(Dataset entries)

--*--

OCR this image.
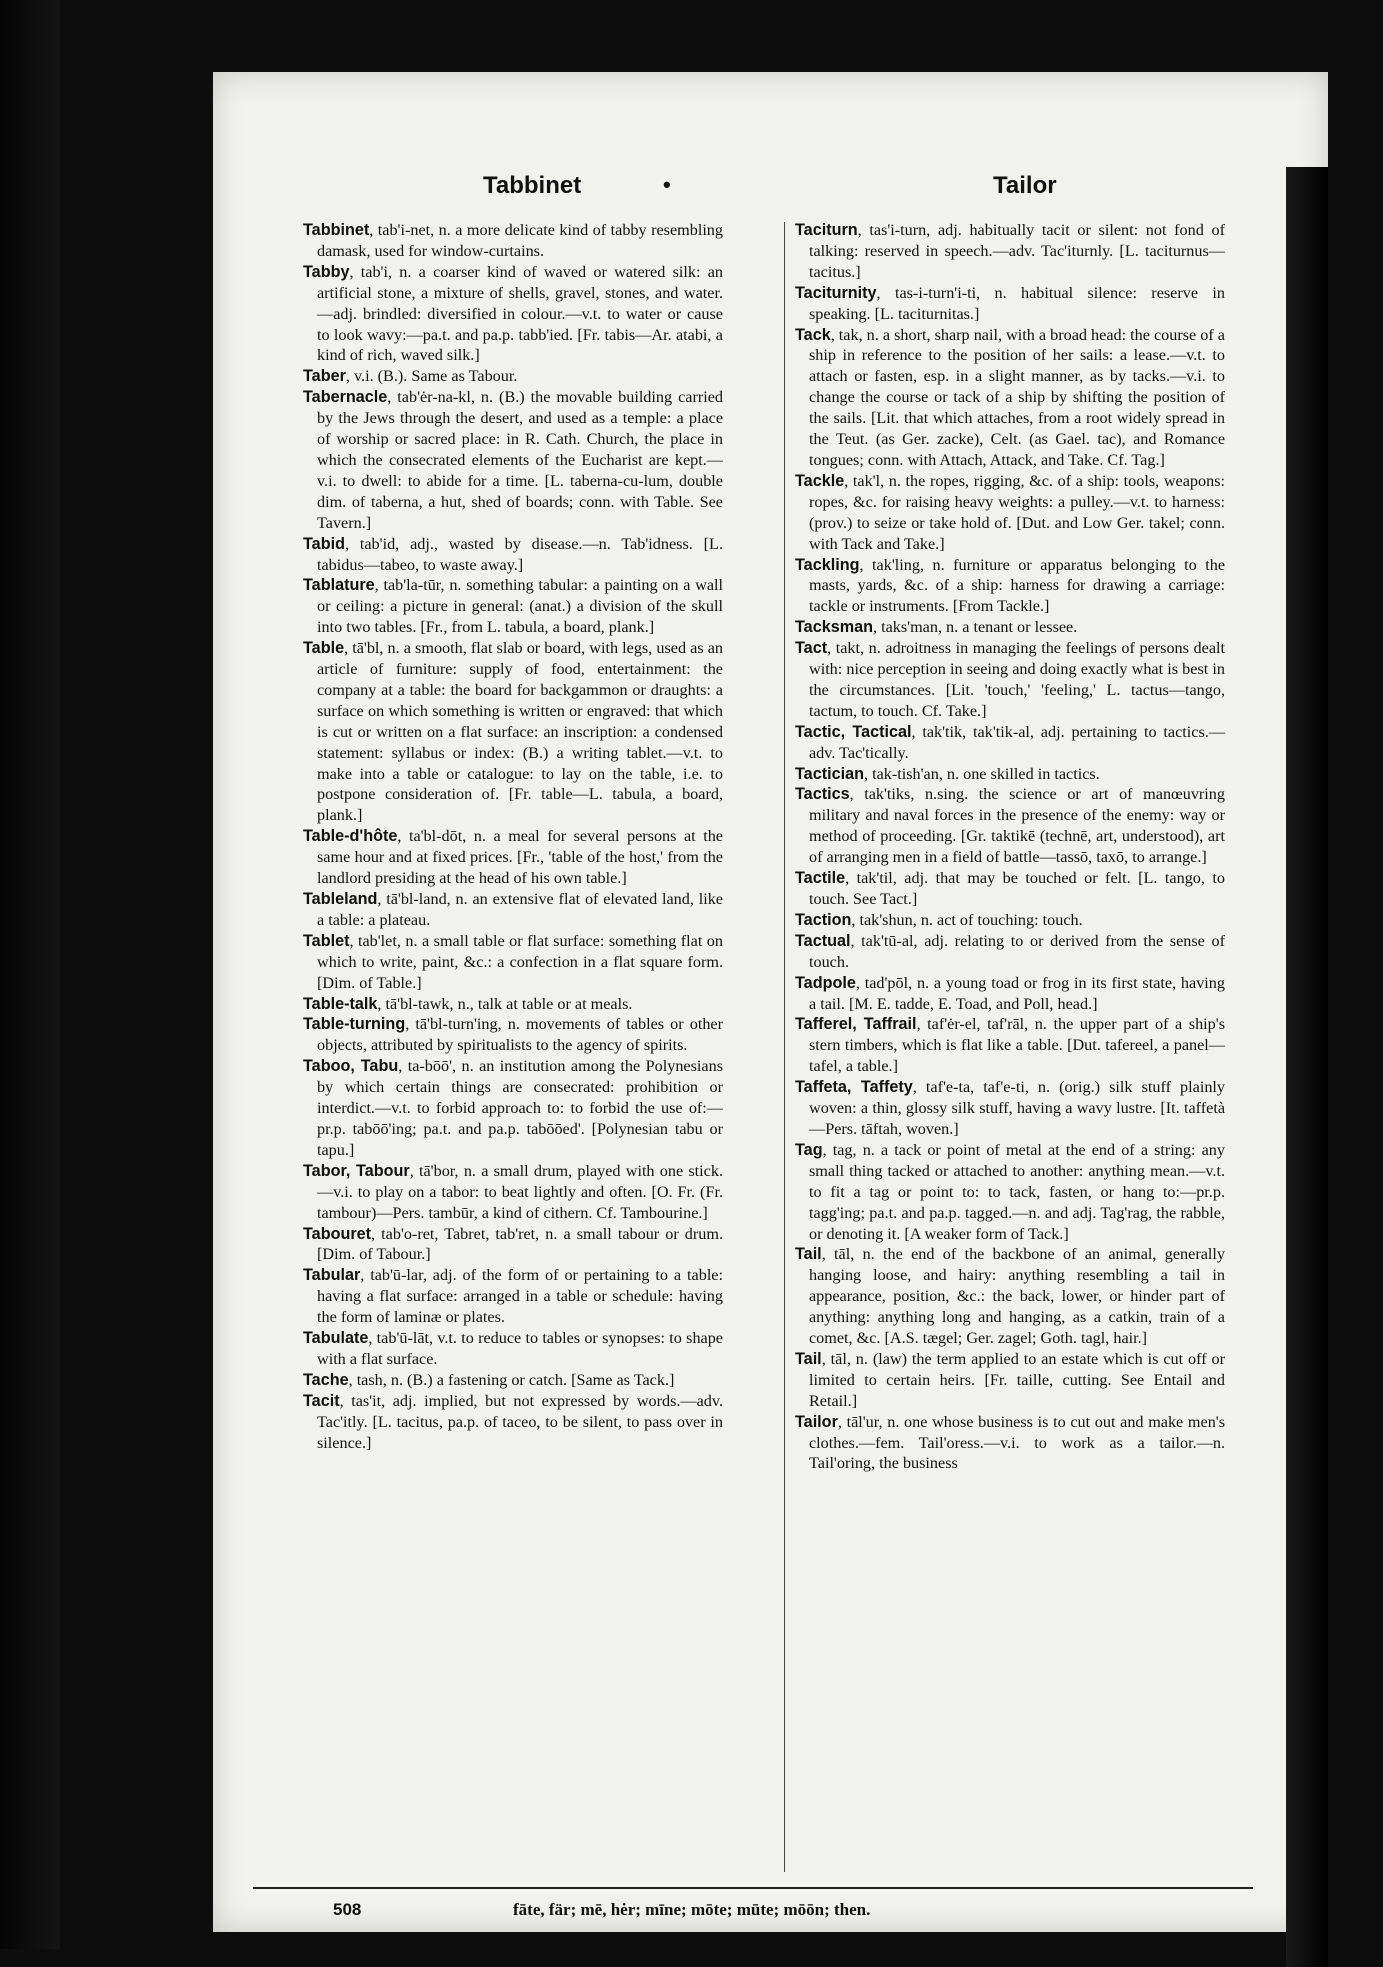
Tabbinet	•	Tailor

Tabbinet, tab'i-net, n. a more delicate kind of tabby resembling damask, used for window-curtains.

Tabby, tab'i, n. a coarser kind of waved or watered silk: an artificial stone, a mixture of shells, gravel, stones, and water.—adj. brindled: diversified in colour.—v.t. to water or cause to look wavy:—pa.t. and pa.p. tabb'ied. [Fr. tabis—Ar. atabi, a kind of rich, waved silk.]

Taber, v.i. (B.). Same as Tabour.

Tabernacle, tab'ėr-na-kl, n. (B.) the movable building carried by the Jews through the desert, and used as a temple: a place of worship or sacred place: in R. Cath. Church, the place in which the consecrated elements of the Eucharist are kept.—v.i. to dwell: to abide for a time. [L. taberna-cu-lum, double dim. of taberna, a hut, shed of boards; conn. with Table. See Tavern.]

Tabid, tab'id, adj., wasted by disease.—n. Tab'idness. [L. tabidus—tabeo, to waste away.]

Tablature, tab'la-tūr, n. something tabular: a painting on a wall or ceiling: a picture in general: (anat.) a division of the skull into two tables. [Fr., from L. tabula, a board, plank.]

Table, tā'bl, n. a smooth, flat slab or board, with legs, used as an article of furniture: supply of food, entertainment: the company at a table: the board for backgammon or draughts: a surface on which something is written or engraved: that which is cut or written on a flat surface: an inscription: a condensed statement: syllabus or index: (B.) a writing tablet.—v.t. to make into a table or catalogue: to lay on the table, i.e. to postpone consideration of. [Fr. table—L. tabula, a board, plank.]

Table-d'hôte, ta'bl-dōt, n. a meal for several persons at the same hour and at fixed prices. [Fr., 'table of the host,' from the landlord presiding at the head of his own table.]

Tableland, tā'bl-land, n. an extensive flat of elevated land, like a table: a plateau.

Tablet, tab'let, n. a small table or flat surface: something flat on which to write, paint, &c.: a confection in a flat square form. [Dim. of Table.]

Table-talk, tā'bl-tawk, n., talk at table or at meals.

Table-turning, tā'bl-turn'ing, n. movements of tables or other objects, attributed by spiritualists to the agency of spirits.

Taboo, Tabu, ta-bōō', n. an institution among the Polynesians by which certain things are consecrated: prohibition or interdict.—v.t. to forbid approach to: to forbid the use of:—pr.p. tabōō'ing; pa.t. and pa.p. tabōōed'. [Polynesian tabu or tapu.]

Tabor, Tabour, tā'bor, n. a small drum, played with one stick.—v.i. to play on a tabor: to beat lightly and often. [O. Fr. (Fr. tambour)—Pers. tambūr, a kind of cithern. Cf. Tambourine.]

Tabouret, tab'o-ret, Tabret, tab'ret, n. a small tabour or drum. [Dim. of Tabour.]

Tabular, tab'ū-lar, adj. of the form of or pertaining to a table: having a flat surface: arranged in a table or schedule: having the form of laminæ or plates.

Tabulate, tab'ū-lāt, v.t. to reduce to tables or synopses: to shape with a flat surface.

Tache, tash, n. (B.) a fastening or catch. [Same as Tack.]

Tacit, tas'it, adj. implied, but not expressed by words.—adv. Tac'itly. [L. tacitus, pa.p. of taceo, to be silent, to pass over in silence.]

Taciturn, tas'i-turn, adj. habitually tacit or silent: not fond of talking: reserved in speech.—adv. Tac'iturnly. [L. taciturnus—tacitus.]

Taciturnity, tas-i-turn'i-ti, n. habitual silence: reserve in speaking. [L. taciturnitas.]

Tack, tak, n. a short, sharp nail, with a broad head: the course of a ship in reference to the position of her sails: a lease.—v.t. to attach or fasten, esp. in a slight manner, as by tacks.—v.i. to change the course or tack of a ship by shifting the position of the sails. [Lit. that which attaches, from a root widely spread in the Teut. (as Ger. zacke), Celt. (as Gael. tac), and Romance tongues; conn. with Attach, Attack, and Take. Cf. Tag.]

Tackle, tak'l, n. the ropes, rigging, &c. of a ship: tools, weapons: ropes, &c. for raising heavy weights: a pulley.—v.t. to harness: (prov.) to seize or take hold of. [Dut. and Low Ger. takel; conn. with Tack and Take.]

Tackling, tak'ling, n. furniture or apparatus belonging to the masts, yards, &c. of a ship: harness for drawing a carriage: tackle or instruments. [From Tackle.]

Tacksman, taks'man, n. a tenant or lessee.

Tact, takt, n. adroitness in managing the feelings of persons dealt with: nice perception in seeing and doing exactly what is best in the circumstances. [Lit. 'touch,' 'feeling,' L. tactus—tango, tactum, to touch. Cf. Take.]

Tactic, Tactical, tak'tik, tak'tik-al, adj. pertaining to tactics.—adv. Tac'tically.

Tactician, tak-tish'an, n. one skilled in tactics.

Tactics, tak'tiks, n.sing. the science or art of manœuvring military and naval forces in the presence of the enemy: way or method of proceeding. [Gr. taktikē (technē, art, understood), art of arranging men in a field of battle—tassō, taxō, to arrange.]

Tactile, tak'til, adj. that may be touched or felt. [L. tango, to touch. See Tact.]

Taction, tak'shun, n. act of touching: touch.

Tactual, tak'tū-al, adj. relating to or derived from the sense of touch.

Tadpole, tad'pōl, n. a young toad or frog in its first state, having a tail. [M. E. tadde, E. Toad, and Poll, head.]

Tafferel, Taffrail, taf'ėr-el, taf'rāl, n. the upper part of a ship's stern timbers, which is flat like a table. [Dut. tafereel, a panel—tafel, a table.]

Taffeta, Taffety, taf'e-ta, taf'e-ti, n. (orig.) silk stuff plainly woven: a thin, glossy silk stuff, having a wavy lustre. [It. taffetà—Pers. tāftah, woven.]

Tag, tag, n. a tack or point of metal at the end of a string: any small thing tacked or attached to another: anything mean.—v.t. to fit a tag or point to: to tack, fasten, or hang to:—pr.p. tagg'ing; pa.t. and pa.p. tagged.—n. and adj. Tag'rag, the rabble, or denoting it. [A weaker form of Tack.]

Tail, tāl, n. the end of the backbone of an animal, generally hanging loose, and hairy: anything resembling a tail in appearance, position, &c.: the back, lower, or hinder part of anything: anything long and hanging, as a catkin, train of a comet, &c. [A.S. tægel; Ger. zagel; Goth. tagl, hair.]

Tail, tāl, n. (law) the term applied to an estate which is cut off or limited to certain heirs. [Fr. taille, cutting. See Entail and Retail.]

Tailor, tāl'ur, n. one whose business is to cut out and make men's clothes.—fem. Tail'oress.—v.i. to work as a tailor.—n. Tail'oring, the business

508	fāte, fär; mē, hėr; mīne; mōte; mūte; mōōn; then.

--*--

**Task statement**
Your answer should be a single number: the count of lines in the entries that contain the word "tango".

**Answer for this exercise**
2